▶ [Extracted information]:
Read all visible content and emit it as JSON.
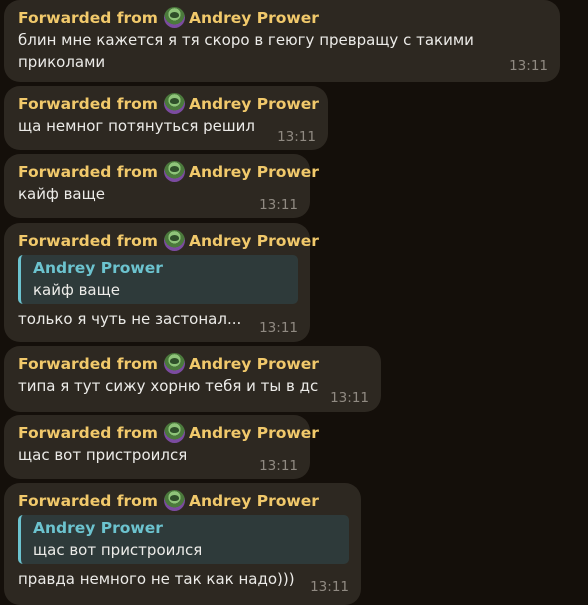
{
  "messages": [
    {
      "forward_label": "Forwarded from",
      "author": "Andrey Prower",
      "text": "блин мне кажется я тя скоро в геюгу превращу с такими приколами",
      "time": "13:11"
    },
    {
      "forward_label": "Forwarded from",
      "author": "Andrey Prower",
      "text": "ща немног потянуться решил",
      "time": "13:11"
    },
    {
      "forward_label": "Forwarded from",
      "author": "Andrey Prower",
      "text": "кайф ваще",
      "time": "13:11"
    },
    {
      "forward_label": "Forwarded from",
      "author": "Andrey Prower",
      "quote": {
        "author": "Andrey Prower",
        "text": "кайф ваще"
      },
      "text": "только я чуть не застонал...",
      "time": "13:11"
    },
    {
      "forward_label": "Forwarded from",
      "author": "Andrey Prower",
      "text": "типа я тут сижу хорню тебя и ты в дс",
      "time": "13:11"
    },
    {
      "forward_label": "Forwarded from",
      "author": "Andrey Prower",
      "text": "щас вот пристроился",
      "time": "13:11"
    },
    {
      "forward_label": "Forwarded from",
      "author": "Andrey Prower",
      "quote": {
        "author": "Andrey Prower",
        "text": "щас вот пристроился"
      },
      "text": "правда немного не так как надо)))",
      "time": "13:11"
    }
  ],
  "colors": {
    "background": "#140f0a",
    "bubble": "#2d2821",
    "forward_name": "#f1c96b",
    "quote_accent": "#6cc3cf",
    "time": "#908a82"
  },
  "icons": {
    "avatar": "avatar-icon"
  }
}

▶ [To do]: All the lines above are to be given again exactly as they read, with the pictures removed.

▶ [Solved problem]:
Read all visible content and emit it as JSON.
{
  "messages": [
    {
      "forward_label": "Forwarded from",
      "author": "Andrey Prower",
      "text": "блин мне кажется я тя скоро в геюгу превращу с такими приколами",
      "time": "13:11"
    },
    {
      "forward_label": "Forwarded from",
      "author": "Andrey Prower",
      "text": "ща немног потянуться решил",
      "time": "13:11"
    },
    {
      "forward_label": "Forwarded from",
      "author": "Andrey Prower",
      "text": "кайф ваще",
      "time": "13:11"
    },
    {
      "forward_label": "Forwarded from",
      "author": "Andrey Prower",
      "quote": {
        "author": "Andrey Prower",
        "text": "кайф ваще"
      },
      "text": "только я чуть не застонал...",
      "time": "13:11"
    },
    {
      "forward_label": "Forwarded from",
      "author": "Andrey Prower",
      "text": "типа я тут сижу хорню тебя и ты в дс",
      "time": "13:11"
    },
    {
      "forward_label": "Forwarded from",
      "author": "Andrey Prower",
      "text": "щас вот пристроился",
      "time": "13:11"
    },
    {
      "forward_label": "Forwarded from",
      "author": "Andrey Prower",
      "quote": {
        "author": "Andrey Prower",
        "text": "щас вот пристроился"
      },
      "text": "правда немного не так как надо)))",
      "time": "13:11"
    }
  ],
  "colors": {
    "background": "#140f0a",
    "bubble": "#2d2821",
    "forward_name": "#f1c96b",
    "quote_accent": "#6cc3cf",
    "time": "#908a82"
  },
  "icons": {
    "avatar": "avatar-icon"
  }
}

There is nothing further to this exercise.